Your goal:
Look through the data below. Show each line where the string "olunnnn" occurs.

Dataset records:
— Begin —

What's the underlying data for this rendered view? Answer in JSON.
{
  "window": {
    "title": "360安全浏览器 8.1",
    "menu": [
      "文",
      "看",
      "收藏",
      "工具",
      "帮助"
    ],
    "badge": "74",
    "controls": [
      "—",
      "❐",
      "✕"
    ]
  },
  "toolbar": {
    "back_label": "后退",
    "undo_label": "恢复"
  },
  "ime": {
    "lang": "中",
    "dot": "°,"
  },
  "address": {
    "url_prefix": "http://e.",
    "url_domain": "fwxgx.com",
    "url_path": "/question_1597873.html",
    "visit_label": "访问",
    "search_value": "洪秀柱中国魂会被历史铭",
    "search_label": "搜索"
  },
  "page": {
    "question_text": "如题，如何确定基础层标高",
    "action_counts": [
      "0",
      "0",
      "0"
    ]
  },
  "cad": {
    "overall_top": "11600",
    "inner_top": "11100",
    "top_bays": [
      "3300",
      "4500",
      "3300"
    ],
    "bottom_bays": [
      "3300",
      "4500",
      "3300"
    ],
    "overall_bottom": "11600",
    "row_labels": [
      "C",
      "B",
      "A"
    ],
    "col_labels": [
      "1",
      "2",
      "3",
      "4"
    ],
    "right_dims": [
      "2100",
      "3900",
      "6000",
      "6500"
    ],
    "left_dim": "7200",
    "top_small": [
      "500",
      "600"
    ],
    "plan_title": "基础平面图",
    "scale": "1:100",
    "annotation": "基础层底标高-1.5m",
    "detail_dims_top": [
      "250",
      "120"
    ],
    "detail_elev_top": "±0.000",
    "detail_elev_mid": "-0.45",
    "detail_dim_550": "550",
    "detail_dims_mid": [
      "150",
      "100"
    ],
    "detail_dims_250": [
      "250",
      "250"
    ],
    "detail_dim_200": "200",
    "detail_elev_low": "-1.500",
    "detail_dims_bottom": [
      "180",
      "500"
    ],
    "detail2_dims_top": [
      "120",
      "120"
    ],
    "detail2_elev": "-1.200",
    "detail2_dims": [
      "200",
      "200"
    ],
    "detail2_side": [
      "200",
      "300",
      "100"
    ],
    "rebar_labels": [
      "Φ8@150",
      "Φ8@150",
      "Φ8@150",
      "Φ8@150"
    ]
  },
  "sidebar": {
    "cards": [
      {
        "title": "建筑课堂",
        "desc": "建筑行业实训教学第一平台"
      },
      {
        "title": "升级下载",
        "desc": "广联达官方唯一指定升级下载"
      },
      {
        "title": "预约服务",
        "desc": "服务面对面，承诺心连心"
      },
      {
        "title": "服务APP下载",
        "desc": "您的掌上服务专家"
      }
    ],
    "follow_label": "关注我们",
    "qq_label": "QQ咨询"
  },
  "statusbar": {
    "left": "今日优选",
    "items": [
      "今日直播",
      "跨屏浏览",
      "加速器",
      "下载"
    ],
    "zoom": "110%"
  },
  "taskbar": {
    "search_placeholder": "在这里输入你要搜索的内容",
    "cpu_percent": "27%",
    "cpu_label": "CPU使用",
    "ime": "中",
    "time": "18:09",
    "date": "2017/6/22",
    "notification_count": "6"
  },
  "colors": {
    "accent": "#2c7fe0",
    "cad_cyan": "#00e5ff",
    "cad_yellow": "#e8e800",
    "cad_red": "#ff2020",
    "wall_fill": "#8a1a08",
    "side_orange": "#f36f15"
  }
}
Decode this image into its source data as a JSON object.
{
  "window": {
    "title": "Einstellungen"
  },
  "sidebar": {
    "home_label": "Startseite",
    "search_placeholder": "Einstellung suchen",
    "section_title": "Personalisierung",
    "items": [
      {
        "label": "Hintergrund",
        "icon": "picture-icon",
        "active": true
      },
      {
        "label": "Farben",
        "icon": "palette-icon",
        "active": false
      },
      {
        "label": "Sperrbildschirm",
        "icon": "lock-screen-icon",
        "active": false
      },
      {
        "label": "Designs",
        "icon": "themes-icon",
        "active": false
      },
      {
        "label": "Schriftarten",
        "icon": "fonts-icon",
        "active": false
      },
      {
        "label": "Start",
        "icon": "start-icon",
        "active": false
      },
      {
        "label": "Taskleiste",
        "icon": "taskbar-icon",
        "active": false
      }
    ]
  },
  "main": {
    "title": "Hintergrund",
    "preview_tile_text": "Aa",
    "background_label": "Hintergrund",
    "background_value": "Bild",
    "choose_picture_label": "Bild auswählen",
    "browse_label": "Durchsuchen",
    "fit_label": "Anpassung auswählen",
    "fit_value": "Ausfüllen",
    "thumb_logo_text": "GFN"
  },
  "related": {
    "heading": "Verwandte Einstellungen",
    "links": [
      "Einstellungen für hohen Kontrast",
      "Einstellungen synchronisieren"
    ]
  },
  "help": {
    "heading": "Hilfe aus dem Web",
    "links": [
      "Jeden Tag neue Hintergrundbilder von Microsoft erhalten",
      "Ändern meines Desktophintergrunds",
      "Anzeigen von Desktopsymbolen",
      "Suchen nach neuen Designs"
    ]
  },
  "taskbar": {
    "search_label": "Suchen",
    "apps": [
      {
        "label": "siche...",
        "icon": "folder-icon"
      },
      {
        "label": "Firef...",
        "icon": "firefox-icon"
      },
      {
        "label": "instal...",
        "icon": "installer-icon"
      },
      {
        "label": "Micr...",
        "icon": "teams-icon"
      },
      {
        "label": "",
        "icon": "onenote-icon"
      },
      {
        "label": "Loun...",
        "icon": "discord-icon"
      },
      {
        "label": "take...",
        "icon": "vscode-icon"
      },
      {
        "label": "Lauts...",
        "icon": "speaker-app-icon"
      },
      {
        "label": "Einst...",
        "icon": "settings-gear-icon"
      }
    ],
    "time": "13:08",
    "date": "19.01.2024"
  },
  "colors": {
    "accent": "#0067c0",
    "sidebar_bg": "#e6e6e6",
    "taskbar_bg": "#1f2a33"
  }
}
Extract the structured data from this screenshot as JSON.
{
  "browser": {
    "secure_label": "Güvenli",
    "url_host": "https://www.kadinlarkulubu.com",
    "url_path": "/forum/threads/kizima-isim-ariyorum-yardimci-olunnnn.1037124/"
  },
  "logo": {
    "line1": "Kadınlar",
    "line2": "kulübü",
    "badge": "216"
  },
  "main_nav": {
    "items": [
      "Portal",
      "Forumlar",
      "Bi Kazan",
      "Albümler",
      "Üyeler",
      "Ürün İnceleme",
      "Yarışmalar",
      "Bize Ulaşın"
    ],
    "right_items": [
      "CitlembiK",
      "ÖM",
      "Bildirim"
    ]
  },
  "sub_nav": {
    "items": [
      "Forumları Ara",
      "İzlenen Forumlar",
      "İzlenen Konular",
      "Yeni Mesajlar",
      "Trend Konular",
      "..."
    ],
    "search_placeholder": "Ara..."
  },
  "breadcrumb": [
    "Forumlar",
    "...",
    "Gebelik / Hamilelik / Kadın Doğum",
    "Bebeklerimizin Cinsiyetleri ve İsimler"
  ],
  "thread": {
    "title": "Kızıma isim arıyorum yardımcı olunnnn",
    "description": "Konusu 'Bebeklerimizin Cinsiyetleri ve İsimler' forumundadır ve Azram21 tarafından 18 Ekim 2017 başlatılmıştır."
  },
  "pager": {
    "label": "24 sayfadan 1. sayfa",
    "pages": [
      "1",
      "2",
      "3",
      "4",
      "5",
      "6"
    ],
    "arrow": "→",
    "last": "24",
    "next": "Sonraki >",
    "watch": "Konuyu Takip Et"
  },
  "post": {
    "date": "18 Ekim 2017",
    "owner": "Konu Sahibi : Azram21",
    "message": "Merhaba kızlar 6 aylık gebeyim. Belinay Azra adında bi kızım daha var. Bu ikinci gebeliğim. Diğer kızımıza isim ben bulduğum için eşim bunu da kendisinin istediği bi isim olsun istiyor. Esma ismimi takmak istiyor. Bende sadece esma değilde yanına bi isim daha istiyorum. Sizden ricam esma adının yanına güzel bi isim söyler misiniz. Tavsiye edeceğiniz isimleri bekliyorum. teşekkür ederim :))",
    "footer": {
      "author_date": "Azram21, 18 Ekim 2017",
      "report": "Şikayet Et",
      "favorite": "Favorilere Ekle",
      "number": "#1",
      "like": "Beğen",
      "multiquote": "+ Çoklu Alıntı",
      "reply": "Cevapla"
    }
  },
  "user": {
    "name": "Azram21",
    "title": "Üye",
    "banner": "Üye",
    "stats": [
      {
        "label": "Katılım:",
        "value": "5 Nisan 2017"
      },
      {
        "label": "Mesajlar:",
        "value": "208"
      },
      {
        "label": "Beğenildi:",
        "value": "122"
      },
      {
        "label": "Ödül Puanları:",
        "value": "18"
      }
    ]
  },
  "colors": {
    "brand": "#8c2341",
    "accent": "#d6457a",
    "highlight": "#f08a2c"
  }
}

— End —

Result of the exercise:
    "url_path": "/forum/threads/kizima-isim-ariyorum-yardimci-olunnnn.1037124/"
    "title": "Kızıma isim arıyorum yardımcı olunnnn",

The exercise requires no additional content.